Task statement: Using the listing below, select the lines with the word "accent" and copy them.

○ ○ ○ ○ ○

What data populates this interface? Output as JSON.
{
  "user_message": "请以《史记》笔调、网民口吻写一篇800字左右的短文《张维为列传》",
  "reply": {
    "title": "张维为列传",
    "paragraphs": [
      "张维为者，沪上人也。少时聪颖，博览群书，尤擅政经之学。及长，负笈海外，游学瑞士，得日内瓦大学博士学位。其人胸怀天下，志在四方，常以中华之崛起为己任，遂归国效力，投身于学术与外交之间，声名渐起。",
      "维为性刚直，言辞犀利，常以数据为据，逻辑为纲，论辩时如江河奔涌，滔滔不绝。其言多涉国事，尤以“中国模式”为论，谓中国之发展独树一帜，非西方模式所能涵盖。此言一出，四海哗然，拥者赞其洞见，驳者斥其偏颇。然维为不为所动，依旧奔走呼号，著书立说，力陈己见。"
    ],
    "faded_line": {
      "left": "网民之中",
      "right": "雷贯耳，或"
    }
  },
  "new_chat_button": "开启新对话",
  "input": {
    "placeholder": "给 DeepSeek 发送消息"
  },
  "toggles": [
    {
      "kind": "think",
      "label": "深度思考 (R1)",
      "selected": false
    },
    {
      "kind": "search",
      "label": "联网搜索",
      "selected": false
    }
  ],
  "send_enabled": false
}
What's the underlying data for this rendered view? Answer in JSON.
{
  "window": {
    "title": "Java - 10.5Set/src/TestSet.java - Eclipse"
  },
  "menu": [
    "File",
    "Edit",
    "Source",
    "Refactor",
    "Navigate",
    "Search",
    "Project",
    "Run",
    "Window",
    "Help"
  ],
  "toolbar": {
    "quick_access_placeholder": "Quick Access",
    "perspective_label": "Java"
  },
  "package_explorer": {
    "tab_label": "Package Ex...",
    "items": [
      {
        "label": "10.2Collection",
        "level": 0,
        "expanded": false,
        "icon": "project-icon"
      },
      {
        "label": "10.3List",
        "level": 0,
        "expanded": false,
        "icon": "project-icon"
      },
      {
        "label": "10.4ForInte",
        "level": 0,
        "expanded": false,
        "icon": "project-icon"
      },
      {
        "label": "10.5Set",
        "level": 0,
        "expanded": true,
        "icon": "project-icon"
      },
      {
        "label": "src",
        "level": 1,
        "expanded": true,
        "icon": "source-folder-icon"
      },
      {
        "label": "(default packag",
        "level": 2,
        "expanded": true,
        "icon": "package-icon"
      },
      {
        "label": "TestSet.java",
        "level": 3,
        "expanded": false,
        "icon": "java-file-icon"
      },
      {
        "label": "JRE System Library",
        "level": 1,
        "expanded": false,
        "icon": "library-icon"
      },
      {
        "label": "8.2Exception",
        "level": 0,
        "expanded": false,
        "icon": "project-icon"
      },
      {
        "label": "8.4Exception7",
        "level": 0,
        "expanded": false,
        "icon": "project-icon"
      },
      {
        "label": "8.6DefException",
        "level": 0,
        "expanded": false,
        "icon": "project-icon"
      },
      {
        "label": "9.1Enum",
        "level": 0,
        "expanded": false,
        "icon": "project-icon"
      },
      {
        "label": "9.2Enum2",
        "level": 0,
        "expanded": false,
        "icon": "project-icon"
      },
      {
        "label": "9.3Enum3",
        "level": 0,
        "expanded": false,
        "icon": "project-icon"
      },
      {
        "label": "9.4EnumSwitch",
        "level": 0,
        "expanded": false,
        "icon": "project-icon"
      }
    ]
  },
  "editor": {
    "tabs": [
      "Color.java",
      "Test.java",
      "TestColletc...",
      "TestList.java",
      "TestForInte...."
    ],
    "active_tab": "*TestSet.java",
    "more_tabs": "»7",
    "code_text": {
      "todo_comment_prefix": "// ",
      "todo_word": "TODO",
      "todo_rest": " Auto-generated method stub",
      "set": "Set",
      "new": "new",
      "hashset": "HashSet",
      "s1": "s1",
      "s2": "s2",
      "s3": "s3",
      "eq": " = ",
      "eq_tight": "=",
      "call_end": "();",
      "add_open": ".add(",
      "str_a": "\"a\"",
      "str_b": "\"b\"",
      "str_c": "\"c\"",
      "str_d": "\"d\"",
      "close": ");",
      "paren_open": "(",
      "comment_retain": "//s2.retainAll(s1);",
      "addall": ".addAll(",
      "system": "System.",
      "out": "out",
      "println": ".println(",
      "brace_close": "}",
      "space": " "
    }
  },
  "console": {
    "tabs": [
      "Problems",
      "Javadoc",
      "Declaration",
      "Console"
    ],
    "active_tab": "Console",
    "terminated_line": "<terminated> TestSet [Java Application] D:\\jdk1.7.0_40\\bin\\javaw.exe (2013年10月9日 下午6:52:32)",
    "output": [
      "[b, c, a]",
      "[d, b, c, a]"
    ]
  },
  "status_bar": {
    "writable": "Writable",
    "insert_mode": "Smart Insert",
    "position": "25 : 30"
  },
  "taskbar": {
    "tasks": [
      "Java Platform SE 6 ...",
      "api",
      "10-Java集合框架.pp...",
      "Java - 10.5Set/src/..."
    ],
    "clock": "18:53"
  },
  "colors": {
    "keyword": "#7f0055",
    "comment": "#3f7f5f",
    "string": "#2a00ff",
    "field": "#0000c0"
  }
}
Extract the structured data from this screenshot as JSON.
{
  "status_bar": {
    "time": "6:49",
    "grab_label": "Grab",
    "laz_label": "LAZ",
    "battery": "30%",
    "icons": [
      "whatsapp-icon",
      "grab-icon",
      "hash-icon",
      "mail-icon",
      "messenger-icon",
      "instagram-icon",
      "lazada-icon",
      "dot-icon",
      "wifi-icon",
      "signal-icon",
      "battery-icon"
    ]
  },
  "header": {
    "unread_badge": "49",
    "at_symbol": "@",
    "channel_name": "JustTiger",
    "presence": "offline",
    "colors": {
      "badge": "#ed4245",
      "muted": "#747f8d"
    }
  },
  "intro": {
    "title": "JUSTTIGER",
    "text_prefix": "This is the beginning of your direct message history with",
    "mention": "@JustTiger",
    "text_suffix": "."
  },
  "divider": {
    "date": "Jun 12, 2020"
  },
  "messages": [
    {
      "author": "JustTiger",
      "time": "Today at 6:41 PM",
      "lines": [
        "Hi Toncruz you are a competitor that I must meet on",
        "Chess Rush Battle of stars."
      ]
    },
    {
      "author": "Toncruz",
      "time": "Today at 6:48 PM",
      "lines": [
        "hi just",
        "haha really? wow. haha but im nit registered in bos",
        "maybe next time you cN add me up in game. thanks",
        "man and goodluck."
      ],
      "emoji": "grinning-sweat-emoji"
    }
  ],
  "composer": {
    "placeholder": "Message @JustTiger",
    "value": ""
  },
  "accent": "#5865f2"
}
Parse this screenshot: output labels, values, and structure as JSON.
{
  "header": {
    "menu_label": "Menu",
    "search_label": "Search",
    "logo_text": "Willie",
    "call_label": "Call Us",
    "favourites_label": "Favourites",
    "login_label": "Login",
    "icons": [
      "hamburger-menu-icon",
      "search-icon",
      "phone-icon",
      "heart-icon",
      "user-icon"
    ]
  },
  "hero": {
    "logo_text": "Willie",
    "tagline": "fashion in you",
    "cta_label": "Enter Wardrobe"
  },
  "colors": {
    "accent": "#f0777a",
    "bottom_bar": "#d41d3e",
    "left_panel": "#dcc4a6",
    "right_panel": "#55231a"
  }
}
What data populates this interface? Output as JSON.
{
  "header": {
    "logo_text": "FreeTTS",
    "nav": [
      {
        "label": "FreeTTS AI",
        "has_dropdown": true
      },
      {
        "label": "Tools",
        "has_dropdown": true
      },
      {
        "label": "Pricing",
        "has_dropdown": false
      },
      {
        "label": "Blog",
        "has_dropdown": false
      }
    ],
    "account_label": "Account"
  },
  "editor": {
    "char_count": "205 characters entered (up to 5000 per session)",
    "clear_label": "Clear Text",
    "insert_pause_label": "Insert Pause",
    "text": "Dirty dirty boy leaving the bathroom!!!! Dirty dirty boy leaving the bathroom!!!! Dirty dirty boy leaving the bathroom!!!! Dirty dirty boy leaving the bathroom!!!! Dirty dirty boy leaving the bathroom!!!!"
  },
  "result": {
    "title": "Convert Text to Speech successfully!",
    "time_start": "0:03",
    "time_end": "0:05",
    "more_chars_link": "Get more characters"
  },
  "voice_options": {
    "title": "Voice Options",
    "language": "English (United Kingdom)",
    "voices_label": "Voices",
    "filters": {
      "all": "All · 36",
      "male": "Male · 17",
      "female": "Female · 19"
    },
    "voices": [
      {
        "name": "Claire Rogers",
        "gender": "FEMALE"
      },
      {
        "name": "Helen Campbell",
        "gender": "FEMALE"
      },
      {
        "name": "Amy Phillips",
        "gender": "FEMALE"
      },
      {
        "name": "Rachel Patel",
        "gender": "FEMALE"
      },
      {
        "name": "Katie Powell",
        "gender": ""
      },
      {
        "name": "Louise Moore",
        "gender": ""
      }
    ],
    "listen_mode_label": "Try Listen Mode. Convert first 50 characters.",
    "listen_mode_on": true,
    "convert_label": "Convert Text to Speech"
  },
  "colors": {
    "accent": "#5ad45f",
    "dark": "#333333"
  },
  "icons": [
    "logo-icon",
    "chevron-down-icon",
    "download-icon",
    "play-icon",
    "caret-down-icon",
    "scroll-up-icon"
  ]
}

○ ○ ○ ○ ○

Reply to the task:
  "accent": "#5865f2"
    "accent": "#f0777a",
    "accent": "#5ad45f",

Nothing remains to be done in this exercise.